-- begin Supplied material --
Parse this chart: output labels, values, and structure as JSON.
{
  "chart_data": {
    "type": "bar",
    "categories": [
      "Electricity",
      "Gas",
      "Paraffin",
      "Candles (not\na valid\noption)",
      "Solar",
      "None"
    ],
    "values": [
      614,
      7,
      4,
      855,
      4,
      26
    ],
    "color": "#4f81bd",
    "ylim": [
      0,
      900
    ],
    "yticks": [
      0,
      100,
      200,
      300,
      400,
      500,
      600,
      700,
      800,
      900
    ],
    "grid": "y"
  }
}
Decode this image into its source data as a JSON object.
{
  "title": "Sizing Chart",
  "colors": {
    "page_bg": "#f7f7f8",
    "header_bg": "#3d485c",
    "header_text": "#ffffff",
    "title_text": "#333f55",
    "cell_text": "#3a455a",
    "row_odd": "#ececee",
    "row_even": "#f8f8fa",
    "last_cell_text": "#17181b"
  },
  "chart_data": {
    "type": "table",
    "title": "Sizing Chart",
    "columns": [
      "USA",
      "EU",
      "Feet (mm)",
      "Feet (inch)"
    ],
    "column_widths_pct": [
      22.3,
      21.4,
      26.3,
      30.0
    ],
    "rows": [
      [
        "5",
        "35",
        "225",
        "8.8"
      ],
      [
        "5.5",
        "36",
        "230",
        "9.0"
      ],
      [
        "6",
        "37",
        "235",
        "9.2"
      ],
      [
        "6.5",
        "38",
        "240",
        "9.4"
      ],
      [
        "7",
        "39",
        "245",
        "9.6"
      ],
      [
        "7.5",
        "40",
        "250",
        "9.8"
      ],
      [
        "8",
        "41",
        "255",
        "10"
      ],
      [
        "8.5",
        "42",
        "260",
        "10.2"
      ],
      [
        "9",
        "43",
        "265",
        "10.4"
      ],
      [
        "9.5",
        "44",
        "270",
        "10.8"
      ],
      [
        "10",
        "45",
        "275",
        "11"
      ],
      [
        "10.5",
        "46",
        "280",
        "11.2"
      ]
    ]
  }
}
-- end Supplied material --
What you are asked to do
Copy out each record, keeping every word as it is.

Correct response
Parse this chart: output labels, values, and structure as JSON.
{
  "chart_data": {
    "type": "bar",
    "categories": [
      "Electricity",
      "Gas",
      "Paraffin",
      "Candles (not\na valid\noption)",
      "Solar",
      "None"
    ],
    "values": [
      614,
      7,
      4,
      855,
      4,
      26
    ],
    "color": "#4f81bd",
    "ylim": [
      0,
      900
    ],
    "yticks": [
      0,
      100,
      200,
      300,
      400,
      500,
      600,
      700,
      800,
      900
    ],
    "grid": "y"
  }
}
Decode this image into its source data as a JSON object.
{
  "title": "Sizing Chart",
  "colors": {
    "page_bg": "#f7f7f8",
    "header_bg": "#3d485c",
    "header_text": "#ffffff",
    "title_text": "#333f55",
    "cell_text": "#3a455a",
    "row_odd": "#ececee",
    "row_even": "#f8f8fa",
    "last_cell_text": "#17181b"
  },
  "chart_data": {
    "type": "table",
    "title": "Sizing Chart",
    "columns": [
      "USA",
      "EU",
      "Feet (mm)",
      "Feet (inch)"
    ],
    "column_widths_pct": [
      22.3,
      21.4,
      26.3,
      30.0
    ],
    "rows": [
      [
        "5",
        "35",
        "225",
        "8.8"
      ],
      [
        "5.5",
        "36",
        "230",
        "9.0"
      ],
      [
        "6",
        "37",
        "235",
        "9.2"
      ],
      [
        "6.5",
        "38",
        "240",
        "9.4"
      ],
      [
        "7",
        "39",
        "245",
        "9.6"
      ],
      [
        "7.5",
        "40",
        "250",
        "9.8"
      ],
      [
        "8",
        "41",
        "255",
        "10"
      ],
      [
        "8.5",
        "42",
        "260",
        "10.2"
      ],
      [
        "9",
        "43",
        "265",
        "10.4"
      ],
      [
        "9.5",
        "44",
        "270",
        "10.8"
      ],
      [
        "10",
        "45",
        "275",
        "11"
      ],
      [
        "10.5",
        "46",
        "280",
        "11.2"
      ]
    ]
  }
}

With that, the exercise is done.